* BEGIN Material provided *

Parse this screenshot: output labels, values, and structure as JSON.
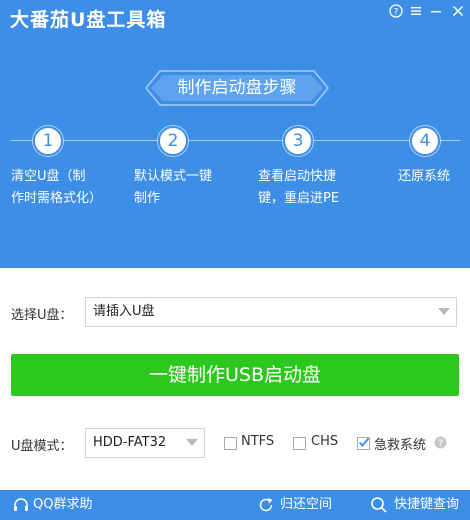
{
  "app": {
    "title": "大番茄U盘工具箱"
  },
  "banner": {
    "text": "制作启动盘步骤"
  },
  "steps": [
    {
      "num": "1",
      "line1": "清空U盘（制",
      "line2": "作时需格式化）"
    },
    {
      "num": "2",
      "line1": "默认模式一键",
      "line2": "制作"
    },
    {
      "num": "3",
      "line1": "查看启动快捷",
      "line2": "键，重启进PE"
    },
    {
      "num": "4",
      "line1": "还原系统",
      "line2": ""
    }
  ],
  "usb_select": {
    "label": "选择U盘：",
    "value": "请插入U盘"
  },
  "make_button": {
    "label": "一键制作USB启动盘"
  },
  "mode": {
    "label": "U盘模式：",
    "value": "HDD-FAT32"
  },
  "options": [
    {
      "label": "NTFS",
      "checked": false
    },
    {
      "label": "CHS",
      "checked": false
    },
    {
      "label": "急救系统",
      "checked": true
    }
  ],
  "footer": {
    "qq": "QQ群求助",
    "restore": "归还空间",
    "shortcut": "快捷键查询"
  },
  "colors": {
    "primary": "#3d8ee6",
    "button": "#2dc81e"
  },
  "icons": [
    "help-icon",
    "menu-icon",
    "minimize-icon",
    "close-icon",
    "chevron-down-icon",
    "check-icon",
    "info-icon",
    "headset-icon",
    "refresh-icon",
    "search-icon"
  ]
}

* END Material provided *

» **Brief**
Output the lines above in full and exactly as given, omitting any pictures.

» **The reply**
Parse this screenshot: output labels, values, and structure as JSON.
{
  "app": {
    "title": "大番茄U盘工具箱"
  },
  "banner": {
    "text": "制作启动盘步骤"
  },
  "steps": [
    {
      "num": "1",
      "line1": "清空U盘（制",
      "line2": "作时需格式化）"
    },
    {
      "num": "2",
      "line1": "默认模式一键",
      "line2": "制作"
    },
    {
      "num": "3",
      "line1": "查看启动快捷",
      "line2": "键，重启进PE"
    },
    {
      "num": "4",
      "line1": "还原系统",
      "line2": ""
    }
  ],
  "usb_select": {
    "label": "选择U盘：",
    "value": "请插入U盘"
  },
  "make_button": {
    "label": "一键制作USB启动盘"
  },
  "mode": {
    "label": "U盘模式：",
    "value": "HDD-FAT32"
  },
  "options": [
    {
      "label": "NTFS",
      "checked": false
    },
    {
      "label": "CHS",
      "checked": false
    },
    {
      "label": "急救系统",
      "checked": true
    }
  ],
  "footer": {
    "qq": "QQ群求助",
    "restore": "归还空间",
    "shortcut": "快捷键查询"
  },
  "colors": {
    "primary": "#3d8ee6",
    "button": "#2dc81e"
  },
  "icons": [
    "help-icon",
    "menu-icon",
    "minimize-icon",
    "close-icon",
    "chevron-down-icon",
    "check-icon",
    "info-icon",
    "headset-icon",
    "refresh-icon",
    "search-icon"
  ]
}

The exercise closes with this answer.